** begin Stored rows **

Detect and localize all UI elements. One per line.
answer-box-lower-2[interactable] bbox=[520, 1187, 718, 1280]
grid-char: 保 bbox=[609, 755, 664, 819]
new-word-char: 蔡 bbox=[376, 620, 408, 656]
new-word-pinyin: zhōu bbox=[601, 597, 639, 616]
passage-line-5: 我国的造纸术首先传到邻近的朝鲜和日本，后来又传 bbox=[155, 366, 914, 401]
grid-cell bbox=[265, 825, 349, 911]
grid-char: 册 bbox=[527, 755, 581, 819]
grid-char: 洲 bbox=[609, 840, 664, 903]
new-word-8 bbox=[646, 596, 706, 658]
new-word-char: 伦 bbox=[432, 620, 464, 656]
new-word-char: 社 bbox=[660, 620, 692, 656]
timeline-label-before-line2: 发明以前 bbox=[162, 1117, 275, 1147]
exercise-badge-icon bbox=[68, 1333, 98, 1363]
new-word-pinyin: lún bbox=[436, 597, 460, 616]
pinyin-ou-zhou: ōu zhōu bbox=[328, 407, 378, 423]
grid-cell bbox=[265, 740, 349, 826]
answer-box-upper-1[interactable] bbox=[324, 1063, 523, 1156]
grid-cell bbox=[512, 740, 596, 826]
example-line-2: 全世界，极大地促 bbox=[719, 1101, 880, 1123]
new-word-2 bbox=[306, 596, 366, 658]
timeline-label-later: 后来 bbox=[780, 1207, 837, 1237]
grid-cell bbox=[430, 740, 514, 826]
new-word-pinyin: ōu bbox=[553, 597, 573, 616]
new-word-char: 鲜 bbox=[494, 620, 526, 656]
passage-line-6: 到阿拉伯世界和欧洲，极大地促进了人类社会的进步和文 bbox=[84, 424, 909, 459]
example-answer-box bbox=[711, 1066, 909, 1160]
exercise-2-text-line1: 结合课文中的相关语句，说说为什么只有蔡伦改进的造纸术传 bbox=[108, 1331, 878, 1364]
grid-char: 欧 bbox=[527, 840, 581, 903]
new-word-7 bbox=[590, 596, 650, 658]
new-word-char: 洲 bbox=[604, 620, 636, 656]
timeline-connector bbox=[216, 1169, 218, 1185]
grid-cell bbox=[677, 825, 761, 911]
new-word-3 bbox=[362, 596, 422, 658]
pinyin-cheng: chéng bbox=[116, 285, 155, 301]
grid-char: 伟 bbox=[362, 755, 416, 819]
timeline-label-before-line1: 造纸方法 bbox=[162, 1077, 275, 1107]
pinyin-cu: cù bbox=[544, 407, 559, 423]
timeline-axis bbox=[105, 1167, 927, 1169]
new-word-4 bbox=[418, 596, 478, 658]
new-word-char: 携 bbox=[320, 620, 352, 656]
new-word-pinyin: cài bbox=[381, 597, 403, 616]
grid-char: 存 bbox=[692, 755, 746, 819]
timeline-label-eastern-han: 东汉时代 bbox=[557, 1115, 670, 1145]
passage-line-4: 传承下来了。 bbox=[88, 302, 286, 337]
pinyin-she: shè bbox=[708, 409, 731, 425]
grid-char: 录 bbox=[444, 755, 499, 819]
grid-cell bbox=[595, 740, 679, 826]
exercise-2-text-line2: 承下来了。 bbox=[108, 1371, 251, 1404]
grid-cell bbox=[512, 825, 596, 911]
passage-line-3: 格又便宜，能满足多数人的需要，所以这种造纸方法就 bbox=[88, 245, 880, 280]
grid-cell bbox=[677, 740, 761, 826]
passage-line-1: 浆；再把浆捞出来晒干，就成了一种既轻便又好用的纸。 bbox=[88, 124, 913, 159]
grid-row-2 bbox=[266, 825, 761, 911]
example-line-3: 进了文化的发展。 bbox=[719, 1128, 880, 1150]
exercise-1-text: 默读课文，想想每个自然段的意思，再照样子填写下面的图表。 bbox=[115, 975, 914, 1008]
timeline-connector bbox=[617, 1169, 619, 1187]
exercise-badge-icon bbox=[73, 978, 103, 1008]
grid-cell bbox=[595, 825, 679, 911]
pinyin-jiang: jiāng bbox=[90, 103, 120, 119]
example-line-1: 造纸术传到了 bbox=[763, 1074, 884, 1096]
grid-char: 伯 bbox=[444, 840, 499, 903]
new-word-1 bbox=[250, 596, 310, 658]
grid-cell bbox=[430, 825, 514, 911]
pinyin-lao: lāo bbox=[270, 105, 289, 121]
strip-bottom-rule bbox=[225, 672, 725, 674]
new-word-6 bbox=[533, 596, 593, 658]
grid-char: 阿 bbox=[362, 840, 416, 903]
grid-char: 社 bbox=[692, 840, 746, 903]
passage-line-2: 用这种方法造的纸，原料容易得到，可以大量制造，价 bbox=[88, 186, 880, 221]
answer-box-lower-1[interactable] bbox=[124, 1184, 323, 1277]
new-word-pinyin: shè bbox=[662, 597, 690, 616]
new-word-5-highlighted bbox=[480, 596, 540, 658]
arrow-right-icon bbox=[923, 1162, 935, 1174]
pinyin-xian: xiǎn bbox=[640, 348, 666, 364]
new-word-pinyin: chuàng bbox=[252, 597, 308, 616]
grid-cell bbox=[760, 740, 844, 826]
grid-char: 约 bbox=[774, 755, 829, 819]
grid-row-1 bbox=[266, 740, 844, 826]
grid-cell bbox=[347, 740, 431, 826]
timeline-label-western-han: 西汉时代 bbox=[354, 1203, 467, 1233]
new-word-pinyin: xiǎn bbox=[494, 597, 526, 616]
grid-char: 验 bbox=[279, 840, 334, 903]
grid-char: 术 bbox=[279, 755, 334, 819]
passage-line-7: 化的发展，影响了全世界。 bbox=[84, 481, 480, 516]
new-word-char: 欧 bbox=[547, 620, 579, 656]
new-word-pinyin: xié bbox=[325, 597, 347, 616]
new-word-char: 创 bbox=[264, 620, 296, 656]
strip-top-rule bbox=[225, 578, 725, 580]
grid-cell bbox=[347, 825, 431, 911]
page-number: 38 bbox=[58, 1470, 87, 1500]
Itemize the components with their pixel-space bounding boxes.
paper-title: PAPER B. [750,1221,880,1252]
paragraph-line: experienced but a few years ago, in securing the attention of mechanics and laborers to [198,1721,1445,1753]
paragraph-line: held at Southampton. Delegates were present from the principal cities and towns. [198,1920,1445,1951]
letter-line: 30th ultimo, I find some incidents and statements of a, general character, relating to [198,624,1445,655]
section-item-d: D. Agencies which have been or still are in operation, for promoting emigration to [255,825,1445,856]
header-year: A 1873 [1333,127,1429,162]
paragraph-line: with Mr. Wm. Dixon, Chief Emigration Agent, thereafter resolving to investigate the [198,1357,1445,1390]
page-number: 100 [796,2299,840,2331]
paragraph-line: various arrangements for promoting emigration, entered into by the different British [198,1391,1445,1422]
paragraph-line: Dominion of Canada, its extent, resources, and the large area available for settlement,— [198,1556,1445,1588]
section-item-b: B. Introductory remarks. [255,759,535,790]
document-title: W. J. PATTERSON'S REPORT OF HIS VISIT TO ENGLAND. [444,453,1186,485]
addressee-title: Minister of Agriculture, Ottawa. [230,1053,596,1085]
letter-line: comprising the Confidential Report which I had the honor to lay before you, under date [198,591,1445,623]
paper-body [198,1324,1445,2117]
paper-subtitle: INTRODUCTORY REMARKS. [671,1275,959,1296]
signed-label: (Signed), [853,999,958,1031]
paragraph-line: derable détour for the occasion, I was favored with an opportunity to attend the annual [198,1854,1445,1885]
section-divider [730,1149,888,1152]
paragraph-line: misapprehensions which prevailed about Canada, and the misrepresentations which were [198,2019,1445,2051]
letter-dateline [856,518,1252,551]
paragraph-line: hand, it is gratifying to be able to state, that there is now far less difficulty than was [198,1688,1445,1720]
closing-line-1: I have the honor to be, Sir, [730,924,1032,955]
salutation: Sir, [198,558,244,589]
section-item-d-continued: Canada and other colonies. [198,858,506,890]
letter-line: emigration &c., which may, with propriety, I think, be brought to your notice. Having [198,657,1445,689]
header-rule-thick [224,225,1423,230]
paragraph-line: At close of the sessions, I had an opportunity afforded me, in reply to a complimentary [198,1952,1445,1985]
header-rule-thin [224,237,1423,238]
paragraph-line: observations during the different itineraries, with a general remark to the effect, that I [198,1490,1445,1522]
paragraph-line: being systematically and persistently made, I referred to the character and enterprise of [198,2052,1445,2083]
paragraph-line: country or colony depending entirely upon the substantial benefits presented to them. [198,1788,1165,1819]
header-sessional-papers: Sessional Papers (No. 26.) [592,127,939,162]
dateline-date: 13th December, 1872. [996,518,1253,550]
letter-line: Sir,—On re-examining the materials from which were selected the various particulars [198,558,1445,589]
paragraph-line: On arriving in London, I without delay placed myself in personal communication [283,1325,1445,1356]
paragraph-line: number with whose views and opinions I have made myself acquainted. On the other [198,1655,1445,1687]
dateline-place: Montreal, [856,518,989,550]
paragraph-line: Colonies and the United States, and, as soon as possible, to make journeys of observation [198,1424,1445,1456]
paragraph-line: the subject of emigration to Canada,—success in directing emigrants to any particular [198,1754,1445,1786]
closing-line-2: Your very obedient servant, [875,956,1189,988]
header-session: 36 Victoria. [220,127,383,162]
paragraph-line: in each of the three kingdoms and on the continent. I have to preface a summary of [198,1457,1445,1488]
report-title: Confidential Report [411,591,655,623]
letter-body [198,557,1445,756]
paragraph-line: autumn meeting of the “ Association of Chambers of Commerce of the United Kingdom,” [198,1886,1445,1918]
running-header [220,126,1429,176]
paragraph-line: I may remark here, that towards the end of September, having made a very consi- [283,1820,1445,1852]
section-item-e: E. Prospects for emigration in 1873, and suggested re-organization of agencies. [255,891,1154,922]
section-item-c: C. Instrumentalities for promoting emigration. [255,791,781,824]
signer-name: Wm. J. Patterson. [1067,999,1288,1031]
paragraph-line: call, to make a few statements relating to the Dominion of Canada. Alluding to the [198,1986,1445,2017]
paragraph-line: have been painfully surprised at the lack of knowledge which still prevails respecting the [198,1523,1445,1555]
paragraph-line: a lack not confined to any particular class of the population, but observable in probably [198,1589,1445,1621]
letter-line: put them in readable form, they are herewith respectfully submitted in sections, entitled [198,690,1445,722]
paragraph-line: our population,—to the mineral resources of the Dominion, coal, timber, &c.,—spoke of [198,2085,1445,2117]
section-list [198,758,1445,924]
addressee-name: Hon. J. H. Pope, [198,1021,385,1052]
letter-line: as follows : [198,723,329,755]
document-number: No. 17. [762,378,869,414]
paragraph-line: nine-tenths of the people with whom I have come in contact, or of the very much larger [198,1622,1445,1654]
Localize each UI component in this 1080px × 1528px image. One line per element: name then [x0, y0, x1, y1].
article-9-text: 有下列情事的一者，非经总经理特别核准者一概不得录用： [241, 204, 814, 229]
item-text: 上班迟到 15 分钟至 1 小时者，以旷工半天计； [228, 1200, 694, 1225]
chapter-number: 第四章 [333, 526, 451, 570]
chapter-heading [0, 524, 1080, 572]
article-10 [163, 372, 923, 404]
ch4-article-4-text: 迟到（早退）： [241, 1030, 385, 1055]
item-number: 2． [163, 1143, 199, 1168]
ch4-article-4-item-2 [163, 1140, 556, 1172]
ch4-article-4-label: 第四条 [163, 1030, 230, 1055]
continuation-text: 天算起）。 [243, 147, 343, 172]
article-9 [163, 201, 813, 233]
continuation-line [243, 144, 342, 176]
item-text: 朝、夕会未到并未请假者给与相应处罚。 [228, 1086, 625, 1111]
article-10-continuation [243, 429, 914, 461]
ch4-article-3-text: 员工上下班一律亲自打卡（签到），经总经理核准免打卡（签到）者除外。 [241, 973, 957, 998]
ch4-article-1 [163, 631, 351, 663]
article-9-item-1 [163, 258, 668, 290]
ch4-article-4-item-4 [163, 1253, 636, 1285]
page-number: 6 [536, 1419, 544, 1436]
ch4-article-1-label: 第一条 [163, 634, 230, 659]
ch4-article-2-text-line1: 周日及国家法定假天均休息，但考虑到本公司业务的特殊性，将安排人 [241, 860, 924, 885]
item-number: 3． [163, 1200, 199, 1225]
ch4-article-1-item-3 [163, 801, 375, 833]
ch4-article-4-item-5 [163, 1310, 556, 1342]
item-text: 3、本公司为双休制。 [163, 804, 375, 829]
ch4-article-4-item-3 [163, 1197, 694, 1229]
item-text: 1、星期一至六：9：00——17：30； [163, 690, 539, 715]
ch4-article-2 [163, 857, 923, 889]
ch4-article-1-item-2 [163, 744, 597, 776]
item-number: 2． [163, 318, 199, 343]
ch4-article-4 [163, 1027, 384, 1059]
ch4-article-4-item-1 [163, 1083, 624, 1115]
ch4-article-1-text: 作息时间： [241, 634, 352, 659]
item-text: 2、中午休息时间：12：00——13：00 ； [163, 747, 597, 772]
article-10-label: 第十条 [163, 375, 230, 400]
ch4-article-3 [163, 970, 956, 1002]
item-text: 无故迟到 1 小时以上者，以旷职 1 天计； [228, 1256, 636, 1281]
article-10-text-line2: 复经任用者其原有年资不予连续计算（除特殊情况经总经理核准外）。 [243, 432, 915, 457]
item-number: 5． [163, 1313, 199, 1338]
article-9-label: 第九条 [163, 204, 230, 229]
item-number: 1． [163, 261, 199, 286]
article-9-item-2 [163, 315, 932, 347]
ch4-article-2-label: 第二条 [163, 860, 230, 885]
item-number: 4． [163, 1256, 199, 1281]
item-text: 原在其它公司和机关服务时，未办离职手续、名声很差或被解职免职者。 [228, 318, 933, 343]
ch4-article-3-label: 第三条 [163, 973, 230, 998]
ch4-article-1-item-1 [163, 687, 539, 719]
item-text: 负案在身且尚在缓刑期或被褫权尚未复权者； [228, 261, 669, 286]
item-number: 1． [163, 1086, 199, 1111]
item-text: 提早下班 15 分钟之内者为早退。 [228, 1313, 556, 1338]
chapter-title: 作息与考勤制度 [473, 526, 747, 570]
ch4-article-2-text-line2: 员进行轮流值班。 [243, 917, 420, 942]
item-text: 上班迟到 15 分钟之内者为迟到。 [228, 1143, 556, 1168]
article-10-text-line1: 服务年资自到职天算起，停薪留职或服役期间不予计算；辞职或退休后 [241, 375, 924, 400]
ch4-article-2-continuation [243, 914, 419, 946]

** end Stored rows **

▶ _Problem requirements_: Show every line of the items above that contains the string "them". Matching is case-sensitive.

▶ _Solution_:
paragraph-line: country or colony depending entirely upon the substantial benefits presented to them. [198,1788,1165,1819]
letter-line: put them in readable form, they are herewith respectfully submitted in sections, entitled [198,690,1445,722]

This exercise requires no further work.